■ What you are asked to do ■
Tally up the lines that include "Depth" and state that number by itself.
━━━
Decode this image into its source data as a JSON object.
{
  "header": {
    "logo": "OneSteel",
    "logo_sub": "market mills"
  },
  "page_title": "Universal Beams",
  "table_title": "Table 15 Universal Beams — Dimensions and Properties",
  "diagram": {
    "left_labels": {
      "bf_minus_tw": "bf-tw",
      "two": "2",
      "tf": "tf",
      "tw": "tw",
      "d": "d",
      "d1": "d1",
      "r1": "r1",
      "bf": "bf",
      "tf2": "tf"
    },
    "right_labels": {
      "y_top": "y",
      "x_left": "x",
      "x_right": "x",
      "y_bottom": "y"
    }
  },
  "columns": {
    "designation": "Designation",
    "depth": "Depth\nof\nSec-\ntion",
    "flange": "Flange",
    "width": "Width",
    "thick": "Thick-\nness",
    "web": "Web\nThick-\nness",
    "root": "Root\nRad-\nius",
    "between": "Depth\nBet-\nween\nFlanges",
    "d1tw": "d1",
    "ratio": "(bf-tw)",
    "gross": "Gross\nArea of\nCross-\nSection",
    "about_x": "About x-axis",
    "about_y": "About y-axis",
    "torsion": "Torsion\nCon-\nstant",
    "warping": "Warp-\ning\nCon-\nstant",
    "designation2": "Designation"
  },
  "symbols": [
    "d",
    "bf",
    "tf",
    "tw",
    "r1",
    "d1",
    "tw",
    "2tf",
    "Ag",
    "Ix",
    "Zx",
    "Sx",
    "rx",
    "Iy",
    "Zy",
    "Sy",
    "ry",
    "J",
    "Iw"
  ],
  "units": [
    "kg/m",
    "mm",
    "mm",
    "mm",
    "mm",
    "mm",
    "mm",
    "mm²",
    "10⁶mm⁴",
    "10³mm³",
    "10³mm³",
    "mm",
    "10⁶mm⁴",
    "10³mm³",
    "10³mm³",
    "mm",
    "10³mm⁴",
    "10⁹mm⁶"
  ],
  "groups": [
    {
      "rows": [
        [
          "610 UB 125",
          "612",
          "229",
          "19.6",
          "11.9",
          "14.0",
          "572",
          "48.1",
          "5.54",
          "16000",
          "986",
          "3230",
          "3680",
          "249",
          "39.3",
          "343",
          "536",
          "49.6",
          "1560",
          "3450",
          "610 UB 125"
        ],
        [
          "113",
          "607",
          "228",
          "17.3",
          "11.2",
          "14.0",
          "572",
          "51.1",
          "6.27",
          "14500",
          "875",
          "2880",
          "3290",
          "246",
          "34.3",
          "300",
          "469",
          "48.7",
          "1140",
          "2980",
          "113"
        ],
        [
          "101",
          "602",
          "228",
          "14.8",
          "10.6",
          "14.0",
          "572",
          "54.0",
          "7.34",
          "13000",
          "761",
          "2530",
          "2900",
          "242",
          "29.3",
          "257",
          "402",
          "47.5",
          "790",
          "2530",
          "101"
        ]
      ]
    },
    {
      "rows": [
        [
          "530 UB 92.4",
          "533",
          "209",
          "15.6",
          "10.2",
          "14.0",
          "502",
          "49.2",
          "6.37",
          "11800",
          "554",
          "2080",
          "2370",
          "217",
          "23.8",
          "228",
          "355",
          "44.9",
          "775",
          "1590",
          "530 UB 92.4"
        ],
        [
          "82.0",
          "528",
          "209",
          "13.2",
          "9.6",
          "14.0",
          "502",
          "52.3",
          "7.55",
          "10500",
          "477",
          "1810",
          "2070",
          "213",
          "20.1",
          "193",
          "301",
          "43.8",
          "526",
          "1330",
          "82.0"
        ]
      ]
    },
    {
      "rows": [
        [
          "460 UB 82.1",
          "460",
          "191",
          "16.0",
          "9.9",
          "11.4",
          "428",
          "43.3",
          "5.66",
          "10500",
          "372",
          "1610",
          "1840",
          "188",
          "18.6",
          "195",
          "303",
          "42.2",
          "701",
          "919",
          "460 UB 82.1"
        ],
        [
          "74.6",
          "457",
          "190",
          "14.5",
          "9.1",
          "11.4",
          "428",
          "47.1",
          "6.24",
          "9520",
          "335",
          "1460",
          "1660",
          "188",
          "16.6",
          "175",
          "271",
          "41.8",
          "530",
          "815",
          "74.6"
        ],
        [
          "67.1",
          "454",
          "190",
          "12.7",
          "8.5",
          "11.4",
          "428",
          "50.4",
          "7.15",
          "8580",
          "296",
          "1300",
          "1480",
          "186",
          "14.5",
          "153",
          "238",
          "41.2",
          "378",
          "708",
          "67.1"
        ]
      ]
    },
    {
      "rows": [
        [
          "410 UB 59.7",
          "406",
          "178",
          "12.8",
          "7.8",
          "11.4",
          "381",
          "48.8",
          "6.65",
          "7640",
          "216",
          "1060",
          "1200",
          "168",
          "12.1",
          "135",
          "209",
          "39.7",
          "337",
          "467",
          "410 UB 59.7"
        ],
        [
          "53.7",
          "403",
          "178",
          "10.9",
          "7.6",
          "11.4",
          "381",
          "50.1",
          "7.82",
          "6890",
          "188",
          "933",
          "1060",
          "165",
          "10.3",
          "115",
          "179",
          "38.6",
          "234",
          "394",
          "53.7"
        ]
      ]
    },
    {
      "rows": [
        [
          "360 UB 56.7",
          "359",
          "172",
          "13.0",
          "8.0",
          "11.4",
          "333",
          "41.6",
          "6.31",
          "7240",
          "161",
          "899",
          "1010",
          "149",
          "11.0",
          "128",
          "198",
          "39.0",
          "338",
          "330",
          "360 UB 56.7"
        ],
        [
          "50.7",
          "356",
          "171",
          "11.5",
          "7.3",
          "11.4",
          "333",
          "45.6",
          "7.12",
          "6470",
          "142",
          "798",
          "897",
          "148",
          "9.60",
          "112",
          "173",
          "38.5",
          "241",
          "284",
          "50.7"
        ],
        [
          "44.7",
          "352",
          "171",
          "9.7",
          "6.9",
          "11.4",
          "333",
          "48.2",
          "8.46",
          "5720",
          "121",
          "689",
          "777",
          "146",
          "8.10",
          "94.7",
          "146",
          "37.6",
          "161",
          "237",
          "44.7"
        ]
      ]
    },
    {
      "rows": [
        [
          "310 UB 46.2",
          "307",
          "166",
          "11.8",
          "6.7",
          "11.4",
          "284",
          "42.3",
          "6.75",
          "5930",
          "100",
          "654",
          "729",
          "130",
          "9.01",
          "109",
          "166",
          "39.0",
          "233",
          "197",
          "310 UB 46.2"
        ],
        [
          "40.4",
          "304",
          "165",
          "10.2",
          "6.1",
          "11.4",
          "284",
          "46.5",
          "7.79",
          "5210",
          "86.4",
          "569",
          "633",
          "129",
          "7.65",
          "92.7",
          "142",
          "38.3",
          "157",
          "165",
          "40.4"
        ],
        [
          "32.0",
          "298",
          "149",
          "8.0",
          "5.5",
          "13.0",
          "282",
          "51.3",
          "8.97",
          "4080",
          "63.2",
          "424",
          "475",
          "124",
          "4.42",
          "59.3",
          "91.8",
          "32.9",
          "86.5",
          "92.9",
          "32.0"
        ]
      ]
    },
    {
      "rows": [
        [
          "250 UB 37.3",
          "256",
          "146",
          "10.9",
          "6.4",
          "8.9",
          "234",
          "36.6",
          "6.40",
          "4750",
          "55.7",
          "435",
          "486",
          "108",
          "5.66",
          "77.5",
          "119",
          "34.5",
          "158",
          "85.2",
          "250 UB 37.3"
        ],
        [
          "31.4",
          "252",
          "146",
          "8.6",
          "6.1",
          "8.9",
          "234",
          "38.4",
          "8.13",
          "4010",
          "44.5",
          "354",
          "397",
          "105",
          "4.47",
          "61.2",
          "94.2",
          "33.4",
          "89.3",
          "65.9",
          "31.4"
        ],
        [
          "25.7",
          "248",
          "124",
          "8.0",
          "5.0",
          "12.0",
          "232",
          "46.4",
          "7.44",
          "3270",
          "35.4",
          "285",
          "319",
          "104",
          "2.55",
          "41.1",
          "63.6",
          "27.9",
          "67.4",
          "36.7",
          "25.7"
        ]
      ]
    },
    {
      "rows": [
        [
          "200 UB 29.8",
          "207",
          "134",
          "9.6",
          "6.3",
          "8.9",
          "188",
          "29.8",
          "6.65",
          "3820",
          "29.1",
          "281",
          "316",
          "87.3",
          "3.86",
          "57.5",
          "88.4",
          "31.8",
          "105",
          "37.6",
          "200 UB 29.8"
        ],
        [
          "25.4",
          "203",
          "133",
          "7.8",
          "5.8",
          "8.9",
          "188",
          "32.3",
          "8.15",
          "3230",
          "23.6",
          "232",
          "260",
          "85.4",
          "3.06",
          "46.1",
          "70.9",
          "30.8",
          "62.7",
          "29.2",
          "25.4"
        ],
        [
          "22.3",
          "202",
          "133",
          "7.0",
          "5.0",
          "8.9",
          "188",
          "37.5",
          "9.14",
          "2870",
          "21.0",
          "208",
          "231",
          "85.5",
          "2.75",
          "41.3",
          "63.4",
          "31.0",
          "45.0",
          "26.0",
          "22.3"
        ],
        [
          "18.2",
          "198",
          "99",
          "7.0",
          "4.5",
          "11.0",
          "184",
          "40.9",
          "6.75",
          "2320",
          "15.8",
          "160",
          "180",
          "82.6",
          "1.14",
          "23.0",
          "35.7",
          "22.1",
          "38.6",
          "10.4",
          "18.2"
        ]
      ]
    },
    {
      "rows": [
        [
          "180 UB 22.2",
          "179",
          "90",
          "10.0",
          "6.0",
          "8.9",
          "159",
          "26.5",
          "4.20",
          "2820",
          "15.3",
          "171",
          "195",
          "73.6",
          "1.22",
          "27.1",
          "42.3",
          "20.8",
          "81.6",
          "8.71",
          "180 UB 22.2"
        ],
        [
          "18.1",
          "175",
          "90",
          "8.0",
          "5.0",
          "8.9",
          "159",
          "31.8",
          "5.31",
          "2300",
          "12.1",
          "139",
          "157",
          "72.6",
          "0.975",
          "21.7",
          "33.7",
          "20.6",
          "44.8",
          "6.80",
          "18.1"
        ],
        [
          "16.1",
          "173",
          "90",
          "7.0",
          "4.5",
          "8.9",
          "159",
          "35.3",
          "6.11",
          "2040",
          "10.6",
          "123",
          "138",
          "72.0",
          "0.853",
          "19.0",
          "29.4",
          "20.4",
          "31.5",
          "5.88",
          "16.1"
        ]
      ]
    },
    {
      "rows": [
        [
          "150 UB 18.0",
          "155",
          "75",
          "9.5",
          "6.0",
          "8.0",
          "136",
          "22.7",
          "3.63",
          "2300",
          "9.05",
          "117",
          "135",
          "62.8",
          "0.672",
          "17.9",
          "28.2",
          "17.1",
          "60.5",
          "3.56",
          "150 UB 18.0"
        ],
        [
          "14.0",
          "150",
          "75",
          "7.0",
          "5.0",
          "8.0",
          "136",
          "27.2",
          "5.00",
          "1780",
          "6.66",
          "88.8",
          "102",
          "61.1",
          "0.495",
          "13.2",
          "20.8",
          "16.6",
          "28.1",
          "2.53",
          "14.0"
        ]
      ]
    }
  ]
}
━━━
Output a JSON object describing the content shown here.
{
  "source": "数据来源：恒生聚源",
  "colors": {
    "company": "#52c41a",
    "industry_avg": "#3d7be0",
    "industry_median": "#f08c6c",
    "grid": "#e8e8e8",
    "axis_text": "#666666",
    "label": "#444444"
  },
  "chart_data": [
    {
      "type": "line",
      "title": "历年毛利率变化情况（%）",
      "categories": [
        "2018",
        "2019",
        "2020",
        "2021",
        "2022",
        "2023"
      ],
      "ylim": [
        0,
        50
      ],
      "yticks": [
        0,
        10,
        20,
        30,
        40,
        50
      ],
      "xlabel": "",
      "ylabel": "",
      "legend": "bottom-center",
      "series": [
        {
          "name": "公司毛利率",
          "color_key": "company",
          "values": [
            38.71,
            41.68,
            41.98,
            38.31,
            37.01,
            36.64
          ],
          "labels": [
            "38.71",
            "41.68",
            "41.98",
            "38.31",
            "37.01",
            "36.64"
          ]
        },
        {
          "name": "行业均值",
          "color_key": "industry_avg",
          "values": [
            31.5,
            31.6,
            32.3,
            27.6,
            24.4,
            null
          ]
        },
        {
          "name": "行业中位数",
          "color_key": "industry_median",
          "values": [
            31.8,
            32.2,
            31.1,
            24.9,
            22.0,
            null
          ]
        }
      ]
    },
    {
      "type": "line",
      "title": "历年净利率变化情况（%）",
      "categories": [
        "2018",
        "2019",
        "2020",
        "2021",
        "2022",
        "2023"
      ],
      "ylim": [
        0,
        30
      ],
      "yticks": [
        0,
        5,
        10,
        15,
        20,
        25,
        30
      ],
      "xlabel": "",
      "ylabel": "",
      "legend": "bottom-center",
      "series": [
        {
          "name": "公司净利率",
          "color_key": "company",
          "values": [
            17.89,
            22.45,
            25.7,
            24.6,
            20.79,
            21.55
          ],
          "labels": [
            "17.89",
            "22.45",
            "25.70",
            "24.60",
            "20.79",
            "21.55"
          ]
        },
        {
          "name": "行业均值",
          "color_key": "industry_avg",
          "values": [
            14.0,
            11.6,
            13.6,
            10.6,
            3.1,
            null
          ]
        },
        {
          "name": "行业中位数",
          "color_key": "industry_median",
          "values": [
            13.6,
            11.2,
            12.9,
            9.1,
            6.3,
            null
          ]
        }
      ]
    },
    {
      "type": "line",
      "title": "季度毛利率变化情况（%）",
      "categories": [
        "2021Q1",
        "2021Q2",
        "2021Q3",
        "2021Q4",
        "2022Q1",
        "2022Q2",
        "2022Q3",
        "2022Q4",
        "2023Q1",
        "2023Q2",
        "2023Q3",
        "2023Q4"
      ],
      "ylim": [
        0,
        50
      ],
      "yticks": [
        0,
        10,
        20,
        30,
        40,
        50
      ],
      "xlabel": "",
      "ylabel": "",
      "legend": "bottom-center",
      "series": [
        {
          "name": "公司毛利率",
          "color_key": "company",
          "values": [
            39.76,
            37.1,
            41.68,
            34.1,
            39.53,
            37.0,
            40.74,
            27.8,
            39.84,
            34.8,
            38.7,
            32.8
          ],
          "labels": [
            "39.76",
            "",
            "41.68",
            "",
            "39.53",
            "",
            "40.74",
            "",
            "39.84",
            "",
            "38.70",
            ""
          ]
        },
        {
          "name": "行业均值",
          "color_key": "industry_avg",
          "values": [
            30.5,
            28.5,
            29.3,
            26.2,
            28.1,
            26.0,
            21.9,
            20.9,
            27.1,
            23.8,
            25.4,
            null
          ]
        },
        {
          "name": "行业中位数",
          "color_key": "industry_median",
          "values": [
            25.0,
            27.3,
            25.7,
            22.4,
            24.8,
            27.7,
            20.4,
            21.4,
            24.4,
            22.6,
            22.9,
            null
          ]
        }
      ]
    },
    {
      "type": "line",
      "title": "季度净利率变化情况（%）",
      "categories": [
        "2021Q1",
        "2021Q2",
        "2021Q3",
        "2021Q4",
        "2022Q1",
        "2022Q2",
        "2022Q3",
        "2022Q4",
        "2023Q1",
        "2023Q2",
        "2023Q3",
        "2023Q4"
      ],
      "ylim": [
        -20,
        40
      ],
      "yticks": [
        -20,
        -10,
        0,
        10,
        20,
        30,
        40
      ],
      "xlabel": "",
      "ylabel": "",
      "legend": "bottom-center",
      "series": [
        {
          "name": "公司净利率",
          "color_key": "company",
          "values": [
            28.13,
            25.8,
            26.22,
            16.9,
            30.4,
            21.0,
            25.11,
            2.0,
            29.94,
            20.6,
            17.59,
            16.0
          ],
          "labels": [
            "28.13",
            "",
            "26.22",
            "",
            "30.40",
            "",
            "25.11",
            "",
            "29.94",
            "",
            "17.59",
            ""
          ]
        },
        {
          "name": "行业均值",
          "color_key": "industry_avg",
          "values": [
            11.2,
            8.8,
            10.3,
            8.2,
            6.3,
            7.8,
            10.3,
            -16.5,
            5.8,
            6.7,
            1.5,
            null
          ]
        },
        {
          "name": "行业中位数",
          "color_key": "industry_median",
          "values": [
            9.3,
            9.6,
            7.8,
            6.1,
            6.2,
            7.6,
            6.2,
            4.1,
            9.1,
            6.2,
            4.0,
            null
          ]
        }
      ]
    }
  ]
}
━━━
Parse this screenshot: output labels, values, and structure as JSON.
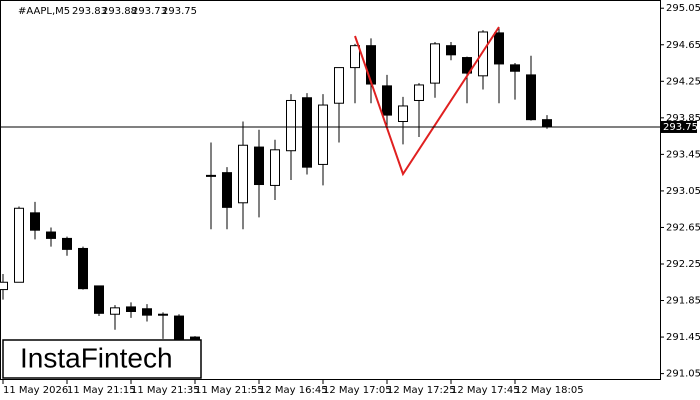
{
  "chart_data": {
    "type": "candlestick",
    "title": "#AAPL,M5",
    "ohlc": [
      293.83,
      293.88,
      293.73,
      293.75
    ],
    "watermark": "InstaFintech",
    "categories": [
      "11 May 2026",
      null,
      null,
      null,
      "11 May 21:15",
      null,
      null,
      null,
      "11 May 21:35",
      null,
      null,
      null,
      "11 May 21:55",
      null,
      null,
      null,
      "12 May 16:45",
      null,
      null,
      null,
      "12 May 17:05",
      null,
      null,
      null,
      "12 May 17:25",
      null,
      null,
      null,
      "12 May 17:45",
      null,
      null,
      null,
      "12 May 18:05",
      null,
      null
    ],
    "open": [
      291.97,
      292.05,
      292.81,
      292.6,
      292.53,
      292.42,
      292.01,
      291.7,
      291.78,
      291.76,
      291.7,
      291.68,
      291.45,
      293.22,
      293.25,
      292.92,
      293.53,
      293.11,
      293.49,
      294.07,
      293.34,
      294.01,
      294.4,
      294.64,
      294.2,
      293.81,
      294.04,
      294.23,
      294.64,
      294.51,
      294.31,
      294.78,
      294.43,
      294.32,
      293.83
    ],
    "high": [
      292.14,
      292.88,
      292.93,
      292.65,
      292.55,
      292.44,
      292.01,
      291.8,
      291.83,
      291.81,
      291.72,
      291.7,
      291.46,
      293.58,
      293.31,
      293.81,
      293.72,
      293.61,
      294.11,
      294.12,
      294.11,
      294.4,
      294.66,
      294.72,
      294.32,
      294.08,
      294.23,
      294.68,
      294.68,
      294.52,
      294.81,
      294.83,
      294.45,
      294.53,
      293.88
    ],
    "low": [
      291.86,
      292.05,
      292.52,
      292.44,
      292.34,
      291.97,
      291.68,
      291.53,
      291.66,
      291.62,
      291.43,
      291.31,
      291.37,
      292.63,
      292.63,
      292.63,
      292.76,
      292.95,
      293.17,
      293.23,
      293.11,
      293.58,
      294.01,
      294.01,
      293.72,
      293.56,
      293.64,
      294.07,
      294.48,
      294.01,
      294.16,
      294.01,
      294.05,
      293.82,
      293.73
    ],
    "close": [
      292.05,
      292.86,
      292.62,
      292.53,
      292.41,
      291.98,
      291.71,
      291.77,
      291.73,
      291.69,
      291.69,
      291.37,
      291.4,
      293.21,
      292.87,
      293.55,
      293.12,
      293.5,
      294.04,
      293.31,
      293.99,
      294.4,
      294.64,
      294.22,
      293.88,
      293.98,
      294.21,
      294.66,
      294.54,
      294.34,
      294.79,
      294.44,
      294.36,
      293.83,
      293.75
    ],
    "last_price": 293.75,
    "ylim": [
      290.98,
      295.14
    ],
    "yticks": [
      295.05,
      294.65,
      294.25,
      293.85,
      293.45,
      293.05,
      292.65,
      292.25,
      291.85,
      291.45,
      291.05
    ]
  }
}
━━━
■ Answer for this exercise ■
2